- **Goal of the exercise**
Identify the lines that contain the word "cannot", then copy them.

*** Entries shown ***

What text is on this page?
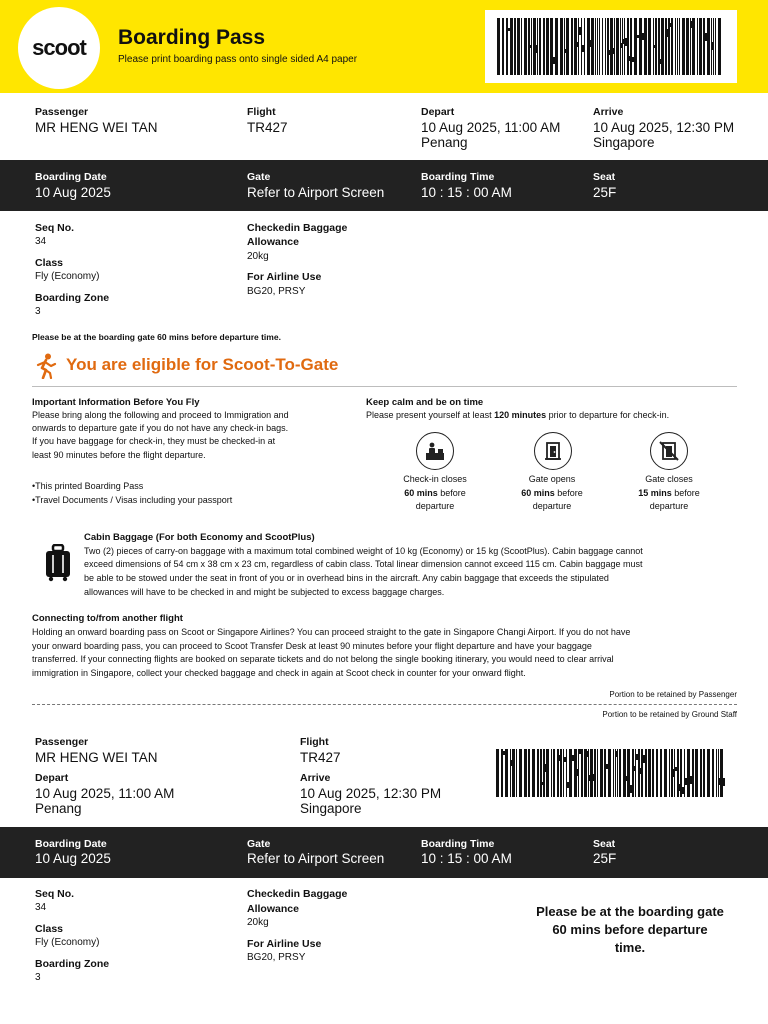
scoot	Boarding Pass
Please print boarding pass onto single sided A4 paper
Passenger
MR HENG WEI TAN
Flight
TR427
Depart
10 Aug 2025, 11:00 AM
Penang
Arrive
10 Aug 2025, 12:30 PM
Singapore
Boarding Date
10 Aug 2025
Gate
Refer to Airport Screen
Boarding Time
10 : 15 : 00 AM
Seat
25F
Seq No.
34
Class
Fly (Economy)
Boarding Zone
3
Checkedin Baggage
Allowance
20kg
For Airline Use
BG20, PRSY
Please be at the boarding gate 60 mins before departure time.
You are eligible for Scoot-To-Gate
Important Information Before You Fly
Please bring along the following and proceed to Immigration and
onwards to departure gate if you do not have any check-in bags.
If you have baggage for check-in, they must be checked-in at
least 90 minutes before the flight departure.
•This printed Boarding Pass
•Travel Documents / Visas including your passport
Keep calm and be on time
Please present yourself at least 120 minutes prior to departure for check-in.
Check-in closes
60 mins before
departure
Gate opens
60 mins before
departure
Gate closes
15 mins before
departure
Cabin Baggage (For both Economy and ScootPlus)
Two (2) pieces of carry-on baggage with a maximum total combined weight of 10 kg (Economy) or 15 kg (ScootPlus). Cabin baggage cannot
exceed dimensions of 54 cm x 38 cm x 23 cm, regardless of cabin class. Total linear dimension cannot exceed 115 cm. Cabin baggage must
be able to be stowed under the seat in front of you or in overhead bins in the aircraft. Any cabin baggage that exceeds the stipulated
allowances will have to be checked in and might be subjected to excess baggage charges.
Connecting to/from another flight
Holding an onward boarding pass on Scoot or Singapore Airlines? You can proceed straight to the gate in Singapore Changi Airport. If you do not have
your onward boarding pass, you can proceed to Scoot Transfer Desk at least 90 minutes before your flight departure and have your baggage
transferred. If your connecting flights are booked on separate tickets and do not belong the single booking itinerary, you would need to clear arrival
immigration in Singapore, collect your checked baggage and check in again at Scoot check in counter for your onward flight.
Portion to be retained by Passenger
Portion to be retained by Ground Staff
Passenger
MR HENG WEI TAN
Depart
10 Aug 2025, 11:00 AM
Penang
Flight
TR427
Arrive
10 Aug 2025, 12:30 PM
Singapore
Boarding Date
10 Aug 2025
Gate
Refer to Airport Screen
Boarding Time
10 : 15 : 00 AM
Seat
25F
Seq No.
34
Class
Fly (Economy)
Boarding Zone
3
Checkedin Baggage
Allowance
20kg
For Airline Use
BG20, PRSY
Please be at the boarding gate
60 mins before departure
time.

***
*** Entries shown ***

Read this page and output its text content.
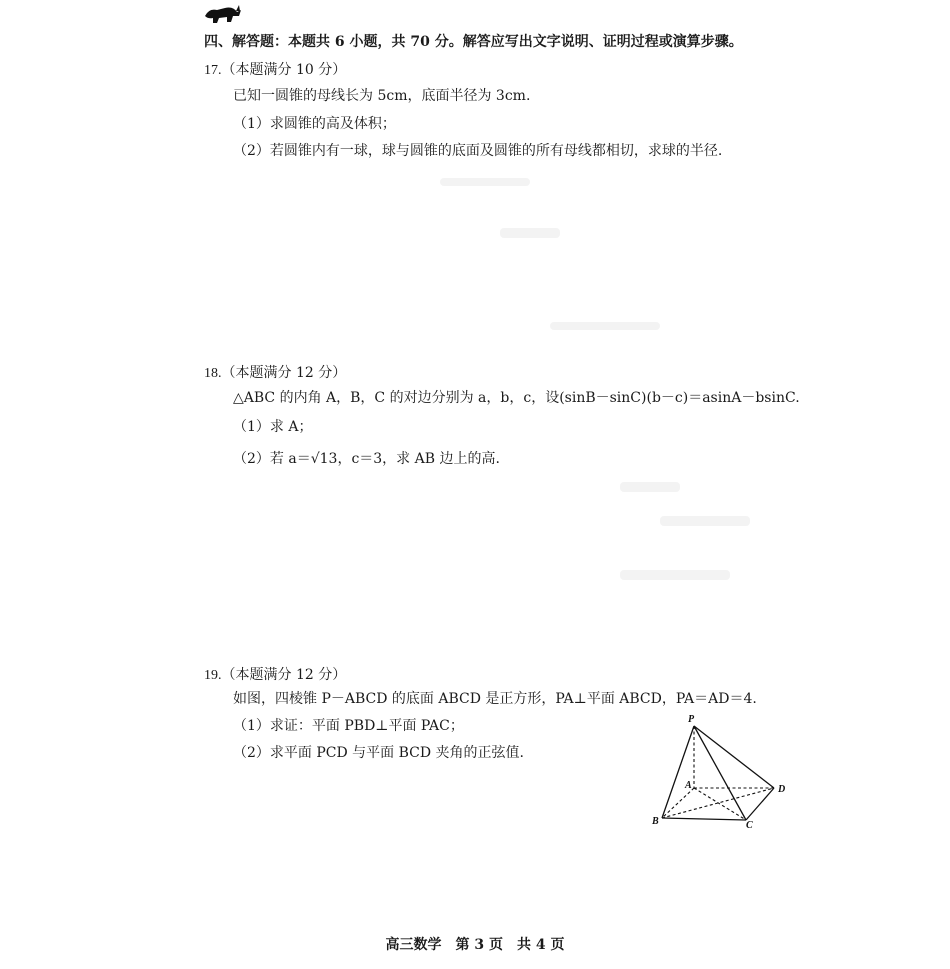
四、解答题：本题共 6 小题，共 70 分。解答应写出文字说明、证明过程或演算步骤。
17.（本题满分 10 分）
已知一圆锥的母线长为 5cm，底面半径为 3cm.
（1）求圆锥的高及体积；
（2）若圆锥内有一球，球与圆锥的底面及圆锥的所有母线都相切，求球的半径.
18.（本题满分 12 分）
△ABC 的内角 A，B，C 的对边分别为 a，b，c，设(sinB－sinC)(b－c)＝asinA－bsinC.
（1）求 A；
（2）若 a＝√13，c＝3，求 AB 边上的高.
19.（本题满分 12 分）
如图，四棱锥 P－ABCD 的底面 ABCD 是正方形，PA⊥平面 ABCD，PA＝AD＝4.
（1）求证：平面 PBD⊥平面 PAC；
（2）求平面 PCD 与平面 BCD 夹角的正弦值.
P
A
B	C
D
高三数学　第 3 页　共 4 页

***

- **Response to this exercise**
Two (2) pieces of carry-on baggage with a maximum total combined weight of 10 kg (Economy) or 15 kg (ScootPlus). Cabin baggage cannot
exceed dimensions of 54 cm x 38 cm x 23 cm, regardless of cabin class. Total linear dimension cannot exceed 115 cm. Cabin baggage must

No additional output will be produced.